▸ WHAT YOU SHOULD DO
Output every entry exactly as written.
---*---
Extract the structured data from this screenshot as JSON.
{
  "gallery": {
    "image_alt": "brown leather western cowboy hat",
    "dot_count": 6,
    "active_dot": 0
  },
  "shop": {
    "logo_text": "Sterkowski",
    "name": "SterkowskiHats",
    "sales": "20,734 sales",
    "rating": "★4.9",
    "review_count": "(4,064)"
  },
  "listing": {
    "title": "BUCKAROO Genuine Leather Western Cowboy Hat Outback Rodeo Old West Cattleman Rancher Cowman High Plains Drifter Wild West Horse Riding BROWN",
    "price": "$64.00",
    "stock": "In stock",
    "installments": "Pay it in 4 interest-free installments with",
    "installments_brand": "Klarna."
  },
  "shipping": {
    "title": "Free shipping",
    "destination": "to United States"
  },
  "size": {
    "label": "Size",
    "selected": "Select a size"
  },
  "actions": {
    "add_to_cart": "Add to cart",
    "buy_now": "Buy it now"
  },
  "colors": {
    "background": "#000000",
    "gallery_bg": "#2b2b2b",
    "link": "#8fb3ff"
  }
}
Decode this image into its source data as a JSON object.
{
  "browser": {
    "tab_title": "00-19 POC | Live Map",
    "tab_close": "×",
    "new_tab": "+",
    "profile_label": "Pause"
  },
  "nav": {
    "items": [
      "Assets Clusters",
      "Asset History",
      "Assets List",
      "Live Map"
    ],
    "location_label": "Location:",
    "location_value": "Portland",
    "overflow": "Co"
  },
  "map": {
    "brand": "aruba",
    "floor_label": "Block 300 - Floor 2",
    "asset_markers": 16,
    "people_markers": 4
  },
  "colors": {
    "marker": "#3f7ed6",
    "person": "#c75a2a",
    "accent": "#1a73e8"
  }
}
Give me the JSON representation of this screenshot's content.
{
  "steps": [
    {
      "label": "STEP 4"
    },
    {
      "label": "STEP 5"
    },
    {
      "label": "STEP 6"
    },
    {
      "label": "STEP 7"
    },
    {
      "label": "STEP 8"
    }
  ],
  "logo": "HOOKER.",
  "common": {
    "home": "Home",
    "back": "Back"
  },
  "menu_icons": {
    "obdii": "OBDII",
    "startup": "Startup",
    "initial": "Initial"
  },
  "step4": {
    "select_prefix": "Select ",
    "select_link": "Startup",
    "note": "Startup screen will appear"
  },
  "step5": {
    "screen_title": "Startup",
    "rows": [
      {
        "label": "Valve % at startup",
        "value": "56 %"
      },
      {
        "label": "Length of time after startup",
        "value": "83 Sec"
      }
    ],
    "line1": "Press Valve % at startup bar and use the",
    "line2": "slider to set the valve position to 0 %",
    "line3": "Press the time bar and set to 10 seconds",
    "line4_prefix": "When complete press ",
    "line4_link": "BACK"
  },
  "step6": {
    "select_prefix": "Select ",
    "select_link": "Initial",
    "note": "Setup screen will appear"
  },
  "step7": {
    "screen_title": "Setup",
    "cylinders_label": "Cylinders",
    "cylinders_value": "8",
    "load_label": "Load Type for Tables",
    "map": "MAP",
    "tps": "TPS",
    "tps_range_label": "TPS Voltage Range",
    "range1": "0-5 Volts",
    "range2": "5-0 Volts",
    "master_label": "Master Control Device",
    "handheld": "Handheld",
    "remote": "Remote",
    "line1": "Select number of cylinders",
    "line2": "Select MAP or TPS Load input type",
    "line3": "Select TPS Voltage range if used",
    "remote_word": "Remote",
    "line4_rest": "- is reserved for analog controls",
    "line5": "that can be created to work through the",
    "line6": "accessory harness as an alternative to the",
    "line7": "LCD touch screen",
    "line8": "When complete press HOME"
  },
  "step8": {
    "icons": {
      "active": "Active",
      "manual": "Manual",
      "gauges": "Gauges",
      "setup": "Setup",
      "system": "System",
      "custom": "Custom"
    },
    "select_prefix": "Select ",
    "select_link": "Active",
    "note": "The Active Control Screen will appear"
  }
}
---*---
▸ TASK RESULT
Extract the structured data from this screenshot as JSON.
{
  "gallery": {
    "image_alt": "brown leather western cowboy hat",
    "dot_count": 6,
    "active_dot": 0
  },
  "shop": {
    "logo_text": "Sterkowski",
    "name": "SterkowskiHats",
    "sales": "20,734 sales",
    "rating": "★4.9",
    "review_count": "(4,064)"
  },
  "listing": {
    "title": "BUCKAROO Genuine Leather Western Cowboy Hat Outback Rodeo Old West Cattleman Rancher Cowman High Plains Drifter Wild West Horse Riding BROWN",
    "price": "$64.00",
    "stock": "In stock",
    "installments": "Pay it in 4 interest-free installments with",
    "installments_brand": "Klarna."
  },
  "shipping": {
    "title": "Free shipping",
    "destination": "to United States"
  },
  "size": {
    "label": "Size",
    "selected": "Select a size"
  },
  "actions": {
    "add_to_cart": "Add to cart",
    "buy_now": "Buy it now"
  },
  "colors": {
    "background": "#000000",
    "gallery_bg": "#2b2b2b",
    "link": "#8fb3ff"
  }
}
Decode this image into its source data as a JSON object.
{
  "browser": {
    "tab_title": "00-19 POC | Live Map",
    "tab_close": "×",
    "new_tab": "+",
    "profile_label": "Pause"
  },
  "nav": {
    "items": [
      "Assets Clusters",
      "Asset History",
      "Assets List",
      "Live Map"
    ],
    "location_label": "Location:",
    "location_value": "Portland",
    "overflow": "Co"
  },
  "map": {
    "brand": "aruba",
    "floor_label": "Block 300 - Floor 2",
    "asset_markers": 16,
    "people_markers": 4
  },
  "colors": {
    "marker": "#3f7ed6",
    "person": "#c75a2a",
    "accent": "#1a73e8"
  }
}
Give me the JSON representation of this screenshot's content.
{
  "steps": [
    {
      "label": "STEP 4"
    },
    {
      "label": "STEP 5"
    },
    {
      "label": "STEP 6"
    },
    {
      "label": "STEP 7"
    },
    {
      "label": "STEP 8"
    }
  ],
  "logo": "HOOKER.",
  "common": {
    "home": "Home",
    "back": "Back"
  },
  "menu_icons": {
    "obdii": "OBDII",
    "startup": "Startup",
    "initial": "Initial"
  },
  "step4": {
    "select_prefix": "Select ",
    "select_link": "Startup",
    "note": "Startup screen will appear"
  },
  "step5": {
    "screen_title": "Startup",
    "rows": [
      {
        "label": "Valve % at startup",
        "value": "56 %"
      },
      {
        "label": "Length of time after startup",
        "value": "83 Sec"
      }
    ],
    "line1": "Press Valve % at startup bar and use the",
    "line2": "slider to set the valve position to 0 %",
    "line3": "Press the time bar and set to 10 seconds",
    "line4_prefix": "When complete press ",
    "line4_link": "BACK"
  },
  "step6": {
    "select_prefix": "Select ",
    "select_link": "Initial",
    "note": "Setup screen will appear"
  },
  "step7": {
    "screen_title": "Setup",
    "cylinders_label": "Cylinders",
    "cylinders_value": "8",
    "load_label": "Load Type for Tables",
    "map": "MAP",
    "tps": "TPS",
    "tps_range_label": "TPS Voltage Range",
    "range1": "0-5 Volts",
    "range2": "5-0 Volts",
    "master_label": "Master Control Device",
    "handheld": "Handheld",
    "remote": "Remote",
    "line1": "Select number of cylinders",
    "line2": "Select MAP or TPS Load input type",
    "line3": "Select TPS Voltage range if used",
    "remote_word": "Remote",
    "line4_rest": "- is reserved for analog controls",
    "line5": "that can be created to work through the",
    "line6": "accessory harness as an alternative to the",
    "line7": "LCD touch screen",
    "line8": "When complete press HOME"
  },
  "step8": {
    "icons": {
      "active": "Active",
      "manual": "Manual",
      "gauges": "Gauges",
      "setup": "Setup",
      "system": "System",
      "custom": "Custom"
    },
    "select_prefix": "Select ",
    "select_link": "Active",
    "note": "The Active Control Screen will appear"
  }
}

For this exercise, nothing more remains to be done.